Isle of Noss

Situated to the east of the island of Bressay in the Shetland Islands, the uninhabited Isle of Noss with its Old Red Sandstone cliffs is home to a large number of nesting seabirds including great skua, arctic skua, gannet, kittiwake, fulmar, puffin and guillemot. The island, which has been a National Nature Reserve since 1955, extends over an area of 343 ha (847 acres) and rises to a height of 180m (590 feet) at the Noup of Noss. Now managed jointly by the Garth Estate and NatureScot, the island's small population was largely cleared in the 1870s. Thereafter, the Marquis of Londonderry leased the island to rear Shetland ponies for his coal mines in County Durham. These were bred to have "as much weight as possible and as near the ground as it can be got" and went on to a hard life underground. This venture ceased in 1900, but most of today's Shetland ponies are descended from Jack of Noss.

Today, Noss provides grazing for Shetland ewes and welcomes summer visitors who come to see the island's birdlife and the farm at Gungstie, dating from the 1670s but restored by SNH as a visitor centre in 1986. This was once tenanted by the father of Dr James Copeland, author of the Dictionary of Medicine published in 1832. Exhibits describe the nature reserve, bird-life and the later use of the farm as a 'pony pund'. Nearby are the remains of a Mediaeval chapel and burial ground.

▶ Your task
Reproduce the Isle of Noss text verbatim, in full, from its heading to its last sentence.

▶ Extracted records
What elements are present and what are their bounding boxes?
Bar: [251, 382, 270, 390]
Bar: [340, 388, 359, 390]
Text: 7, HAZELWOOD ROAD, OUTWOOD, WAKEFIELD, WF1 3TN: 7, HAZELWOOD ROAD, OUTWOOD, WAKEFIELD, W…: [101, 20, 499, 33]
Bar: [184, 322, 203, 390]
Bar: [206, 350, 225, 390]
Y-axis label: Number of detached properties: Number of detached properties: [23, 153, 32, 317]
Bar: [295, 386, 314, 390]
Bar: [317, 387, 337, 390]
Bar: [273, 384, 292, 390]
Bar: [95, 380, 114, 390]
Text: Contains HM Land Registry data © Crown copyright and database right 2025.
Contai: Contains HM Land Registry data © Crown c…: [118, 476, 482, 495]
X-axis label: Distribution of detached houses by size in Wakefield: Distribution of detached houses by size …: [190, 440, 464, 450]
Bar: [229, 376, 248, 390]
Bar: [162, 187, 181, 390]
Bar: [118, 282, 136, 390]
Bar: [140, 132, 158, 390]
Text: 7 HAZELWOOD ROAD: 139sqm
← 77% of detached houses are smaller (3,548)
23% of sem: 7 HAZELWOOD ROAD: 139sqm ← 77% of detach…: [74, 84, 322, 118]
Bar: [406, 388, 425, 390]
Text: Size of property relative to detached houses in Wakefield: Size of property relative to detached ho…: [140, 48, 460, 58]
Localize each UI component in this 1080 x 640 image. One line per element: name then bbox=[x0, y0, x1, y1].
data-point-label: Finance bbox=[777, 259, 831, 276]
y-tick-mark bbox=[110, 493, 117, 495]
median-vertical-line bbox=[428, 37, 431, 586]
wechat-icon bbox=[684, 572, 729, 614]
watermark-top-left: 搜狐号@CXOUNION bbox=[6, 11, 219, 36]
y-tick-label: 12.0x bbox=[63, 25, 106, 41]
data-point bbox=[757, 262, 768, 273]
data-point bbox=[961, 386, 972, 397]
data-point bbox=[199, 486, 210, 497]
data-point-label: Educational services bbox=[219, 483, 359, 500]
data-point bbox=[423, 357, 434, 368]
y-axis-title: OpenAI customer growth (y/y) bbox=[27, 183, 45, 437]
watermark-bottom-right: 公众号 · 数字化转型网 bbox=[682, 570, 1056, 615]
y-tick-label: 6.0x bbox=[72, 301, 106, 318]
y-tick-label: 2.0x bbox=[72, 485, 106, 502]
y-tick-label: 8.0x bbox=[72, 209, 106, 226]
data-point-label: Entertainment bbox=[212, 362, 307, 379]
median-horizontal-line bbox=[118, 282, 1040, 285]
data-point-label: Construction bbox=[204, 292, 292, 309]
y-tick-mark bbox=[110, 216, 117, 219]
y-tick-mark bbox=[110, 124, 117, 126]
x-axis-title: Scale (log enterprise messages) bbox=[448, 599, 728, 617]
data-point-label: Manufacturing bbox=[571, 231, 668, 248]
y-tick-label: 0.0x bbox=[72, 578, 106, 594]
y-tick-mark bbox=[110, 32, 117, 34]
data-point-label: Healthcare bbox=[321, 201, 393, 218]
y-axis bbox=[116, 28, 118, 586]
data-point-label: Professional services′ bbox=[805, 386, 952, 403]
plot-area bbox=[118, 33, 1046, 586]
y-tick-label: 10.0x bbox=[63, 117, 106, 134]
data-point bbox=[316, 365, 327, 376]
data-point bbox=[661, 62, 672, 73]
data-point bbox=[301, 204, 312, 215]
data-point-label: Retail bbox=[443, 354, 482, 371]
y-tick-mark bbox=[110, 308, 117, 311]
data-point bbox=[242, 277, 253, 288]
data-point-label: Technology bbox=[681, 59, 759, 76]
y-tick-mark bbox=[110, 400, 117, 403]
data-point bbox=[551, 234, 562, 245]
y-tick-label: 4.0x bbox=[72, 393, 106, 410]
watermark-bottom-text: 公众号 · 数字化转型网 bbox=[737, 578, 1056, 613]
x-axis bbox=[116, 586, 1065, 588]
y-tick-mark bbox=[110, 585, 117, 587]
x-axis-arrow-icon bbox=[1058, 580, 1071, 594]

▶ Expected answer
Isle of Noss

Situated to the east of the island of Bressay in the Shetland Islands, the uninhabited Isle of Noss with its Old Red Sandstone cliffs is home to a large number of nesting seabirds including great skua, arctic skua, gannet, kittiwake, fulmar, puffin and guillemot. The island, which has been a National Nature Reserve since 1955, extends over an area of 343 ha (847 acres) and rises to a height of 180m (590 feet) at the Noup of Noss. Now managed jointly by the Garth Estate and NatureScot, the island's small population was largely cleared in the 1870s. Thereafter, the Marquis of Londonderry leased the island to rear Shetland ponies for his coal mines in County Durham. These were bred to have "as much weight as possible and as near the ground as it can be got" and went on to a hard life underground. This venture ceased in 1900, but most of today's Shetland ponies are descended from Jack of Noss.

Today, Noss provides grazing for Shetland ewes and welcomes summer visitors who come to see the island's birdlife and the farm at Gungstie, dating from the 1670s but restored by SNH as a visitor centre in 1986. This was once tenanted by the father of Dr James Copeland, author of the Dictionary of Medicine published in 1832. Exhibits describe the nature reserve, bird-life and the later use of the farm as a 'pony pund'. Nearby are the remains of a Mediaeval chapel and burial ground.